Lines that hold the word "DHCP" should be located and copied.

START

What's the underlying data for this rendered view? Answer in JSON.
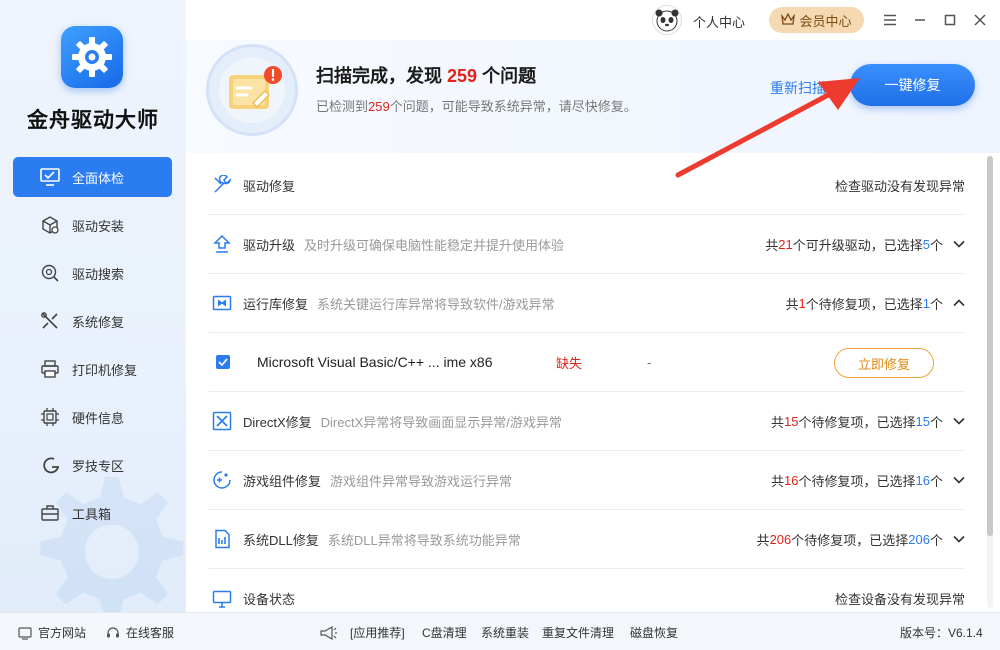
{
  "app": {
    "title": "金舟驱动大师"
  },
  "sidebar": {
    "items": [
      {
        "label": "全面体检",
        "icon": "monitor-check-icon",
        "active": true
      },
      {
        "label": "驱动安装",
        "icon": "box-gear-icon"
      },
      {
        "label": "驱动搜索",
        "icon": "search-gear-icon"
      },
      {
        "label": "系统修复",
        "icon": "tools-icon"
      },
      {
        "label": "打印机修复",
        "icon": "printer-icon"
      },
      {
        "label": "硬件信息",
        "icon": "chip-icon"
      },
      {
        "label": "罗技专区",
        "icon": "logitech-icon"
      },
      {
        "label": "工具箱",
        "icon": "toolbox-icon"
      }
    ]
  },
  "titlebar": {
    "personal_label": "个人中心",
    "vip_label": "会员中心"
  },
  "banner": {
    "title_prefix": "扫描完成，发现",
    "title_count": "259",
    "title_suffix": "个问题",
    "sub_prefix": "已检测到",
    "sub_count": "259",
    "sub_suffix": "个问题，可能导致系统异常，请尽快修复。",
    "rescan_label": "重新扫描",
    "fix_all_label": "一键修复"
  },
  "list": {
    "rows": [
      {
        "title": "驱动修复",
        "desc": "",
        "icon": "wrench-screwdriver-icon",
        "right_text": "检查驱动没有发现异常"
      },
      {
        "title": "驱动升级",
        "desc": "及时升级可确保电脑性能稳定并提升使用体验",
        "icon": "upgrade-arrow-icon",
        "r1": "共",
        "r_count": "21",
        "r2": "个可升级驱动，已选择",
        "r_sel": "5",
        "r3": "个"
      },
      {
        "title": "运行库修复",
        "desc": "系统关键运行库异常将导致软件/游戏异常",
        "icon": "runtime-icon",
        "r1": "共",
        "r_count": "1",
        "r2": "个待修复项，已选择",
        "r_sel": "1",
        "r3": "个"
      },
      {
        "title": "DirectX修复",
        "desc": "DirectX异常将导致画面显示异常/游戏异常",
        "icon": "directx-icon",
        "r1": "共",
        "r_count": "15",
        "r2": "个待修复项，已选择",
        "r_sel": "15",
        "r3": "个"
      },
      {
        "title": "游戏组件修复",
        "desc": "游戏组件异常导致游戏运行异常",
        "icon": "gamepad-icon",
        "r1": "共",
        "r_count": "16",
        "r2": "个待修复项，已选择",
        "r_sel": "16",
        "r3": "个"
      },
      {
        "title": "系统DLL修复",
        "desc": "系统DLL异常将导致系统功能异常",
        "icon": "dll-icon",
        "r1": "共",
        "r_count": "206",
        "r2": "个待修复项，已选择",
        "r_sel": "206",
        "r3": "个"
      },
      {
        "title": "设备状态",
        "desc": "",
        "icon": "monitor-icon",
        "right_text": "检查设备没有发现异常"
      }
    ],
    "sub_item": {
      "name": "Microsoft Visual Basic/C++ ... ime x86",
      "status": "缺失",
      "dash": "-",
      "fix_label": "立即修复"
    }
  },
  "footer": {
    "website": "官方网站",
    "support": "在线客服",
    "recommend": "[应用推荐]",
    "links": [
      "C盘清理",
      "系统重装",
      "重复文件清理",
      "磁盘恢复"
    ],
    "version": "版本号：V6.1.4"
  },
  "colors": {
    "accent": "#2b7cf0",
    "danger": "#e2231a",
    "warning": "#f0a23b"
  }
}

END
START

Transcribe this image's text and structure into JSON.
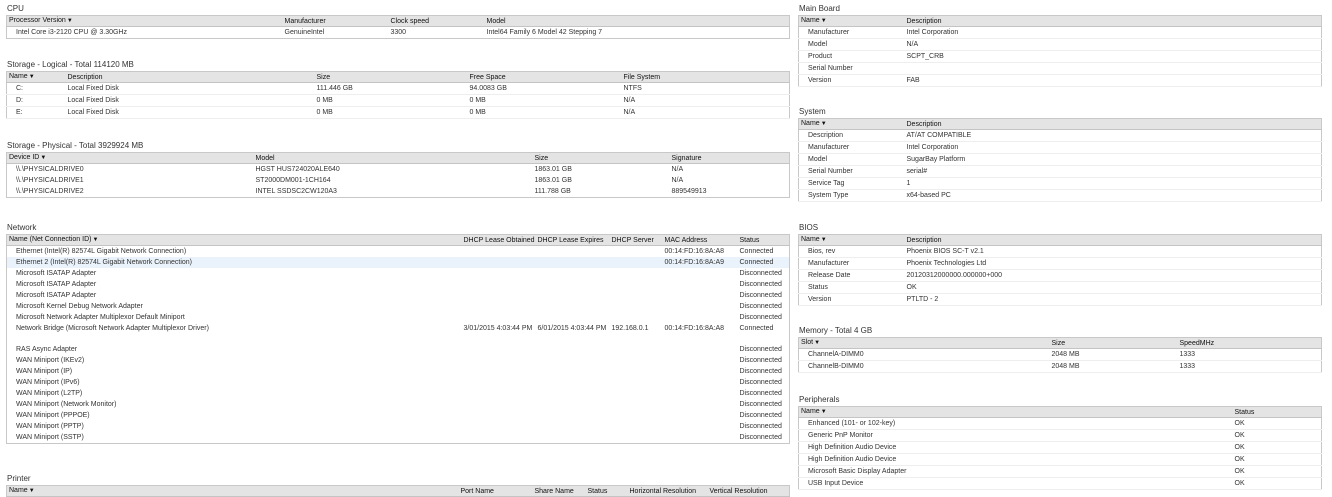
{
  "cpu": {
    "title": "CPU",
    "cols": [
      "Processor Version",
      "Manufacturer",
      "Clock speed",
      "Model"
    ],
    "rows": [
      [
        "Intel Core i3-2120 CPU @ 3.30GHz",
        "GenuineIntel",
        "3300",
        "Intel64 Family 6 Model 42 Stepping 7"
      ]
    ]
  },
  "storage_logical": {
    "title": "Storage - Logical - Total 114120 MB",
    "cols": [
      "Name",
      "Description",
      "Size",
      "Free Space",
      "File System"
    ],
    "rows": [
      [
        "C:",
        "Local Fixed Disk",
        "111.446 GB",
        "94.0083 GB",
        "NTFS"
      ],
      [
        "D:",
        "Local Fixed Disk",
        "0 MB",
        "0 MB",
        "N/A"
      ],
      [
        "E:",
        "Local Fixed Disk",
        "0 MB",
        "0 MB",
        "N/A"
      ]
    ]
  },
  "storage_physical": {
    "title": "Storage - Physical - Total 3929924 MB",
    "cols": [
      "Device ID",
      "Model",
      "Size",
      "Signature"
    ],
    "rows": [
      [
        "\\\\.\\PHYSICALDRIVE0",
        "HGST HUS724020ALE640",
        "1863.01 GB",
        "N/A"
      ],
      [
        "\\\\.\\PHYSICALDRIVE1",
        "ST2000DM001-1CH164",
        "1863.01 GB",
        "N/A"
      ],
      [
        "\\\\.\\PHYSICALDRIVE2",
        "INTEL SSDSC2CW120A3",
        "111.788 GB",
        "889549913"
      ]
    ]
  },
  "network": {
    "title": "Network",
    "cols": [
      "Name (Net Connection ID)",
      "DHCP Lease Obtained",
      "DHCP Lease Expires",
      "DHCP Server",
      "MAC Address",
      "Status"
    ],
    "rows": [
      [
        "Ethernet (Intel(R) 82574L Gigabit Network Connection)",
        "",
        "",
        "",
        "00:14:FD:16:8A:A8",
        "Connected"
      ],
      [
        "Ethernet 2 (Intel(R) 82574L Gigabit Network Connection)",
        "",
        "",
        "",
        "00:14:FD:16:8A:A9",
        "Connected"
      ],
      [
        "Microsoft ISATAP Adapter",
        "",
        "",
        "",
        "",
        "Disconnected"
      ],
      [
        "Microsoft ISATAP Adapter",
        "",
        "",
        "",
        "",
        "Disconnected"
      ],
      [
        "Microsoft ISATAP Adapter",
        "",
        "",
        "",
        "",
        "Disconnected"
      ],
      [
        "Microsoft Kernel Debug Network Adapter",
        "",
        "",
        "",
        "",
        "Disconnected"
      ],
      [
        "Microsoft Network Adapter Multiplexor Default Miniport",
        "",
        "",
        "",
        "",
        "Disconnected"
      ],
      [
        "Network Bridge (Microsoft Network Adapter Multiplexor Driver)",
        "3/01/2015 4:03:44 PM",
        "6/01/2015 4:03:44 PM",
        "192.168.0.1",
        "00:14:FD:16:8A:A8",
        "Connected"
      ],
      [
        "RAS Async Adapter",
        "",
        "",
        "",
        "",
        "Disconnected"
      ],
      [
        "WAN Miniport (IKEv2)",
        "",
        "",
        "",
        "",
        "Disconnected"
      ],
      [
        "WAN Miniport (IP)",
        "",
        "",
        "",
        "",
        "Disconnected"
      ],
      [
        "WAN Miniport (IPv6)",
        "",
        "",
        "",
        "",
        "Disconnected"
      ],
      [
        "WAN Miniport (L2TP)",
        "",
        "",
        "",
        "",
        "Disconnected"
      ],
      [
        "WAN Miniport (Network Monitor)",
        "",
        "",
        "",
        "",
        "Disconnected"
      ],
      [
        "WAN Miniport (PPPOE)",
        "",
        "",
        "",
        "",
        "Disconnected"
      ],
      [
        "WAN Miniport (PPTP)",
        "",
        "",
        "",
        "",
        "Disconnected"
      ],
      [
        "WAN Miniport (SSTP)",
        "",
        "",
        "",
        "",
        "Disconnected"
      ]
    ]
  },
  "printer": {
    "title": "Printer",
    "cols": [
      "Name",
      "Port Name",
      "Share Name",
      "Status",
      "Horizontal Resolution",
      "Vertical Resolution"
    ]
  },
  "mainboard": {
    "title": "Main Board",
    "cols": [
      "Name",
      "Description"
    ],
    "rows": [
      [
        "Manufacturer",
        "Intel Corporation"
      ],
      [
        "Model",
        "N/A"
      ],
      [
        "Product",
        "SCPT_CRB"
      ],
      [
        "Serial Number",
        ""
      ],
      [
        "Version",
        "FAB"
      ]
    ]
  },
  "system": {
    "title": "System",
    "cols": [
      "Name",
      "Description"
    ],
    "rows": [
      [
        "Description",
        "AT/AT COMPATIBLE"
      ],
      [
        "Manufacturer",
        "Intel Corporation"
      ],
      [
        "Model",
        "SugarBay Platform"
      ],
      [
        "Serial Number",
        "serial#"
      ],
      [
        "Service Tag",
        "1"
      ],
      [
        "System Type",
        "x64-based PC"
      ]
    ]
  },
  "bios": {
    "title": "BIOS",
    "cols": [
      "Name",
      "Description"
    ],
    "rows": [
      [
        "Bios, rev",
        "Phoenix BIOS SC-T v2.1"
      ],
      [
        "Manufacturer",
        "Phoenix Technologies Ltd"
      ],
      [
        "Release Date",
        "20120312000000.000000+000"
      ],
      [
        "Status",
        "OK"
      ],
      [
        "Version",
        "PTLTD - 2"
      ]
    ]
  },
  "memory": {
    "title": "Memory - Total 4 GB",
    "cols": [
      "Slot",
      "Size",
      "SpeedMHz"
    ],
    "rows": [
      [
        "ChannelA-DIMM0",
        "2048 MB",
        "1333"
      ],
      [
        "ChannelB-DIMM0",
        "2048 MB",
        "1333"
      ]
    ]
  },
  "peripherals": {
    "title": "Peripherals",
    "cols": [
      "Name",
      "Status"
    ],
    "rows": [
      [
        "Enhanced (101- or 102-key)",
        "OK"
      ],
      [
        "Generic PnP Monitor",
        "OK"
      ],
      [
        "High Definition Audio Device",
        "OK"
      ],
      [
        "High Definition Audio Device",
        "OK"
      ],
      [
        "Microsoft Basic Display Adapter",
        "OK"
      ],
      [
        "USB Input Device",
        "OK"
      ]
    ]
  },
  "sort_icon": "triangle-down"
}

END

* **SOLUTION TO THE EXERCISE**
      "DHCP Lease Obtained",
      "DHCP Lease Expires",
      "DHCP Server",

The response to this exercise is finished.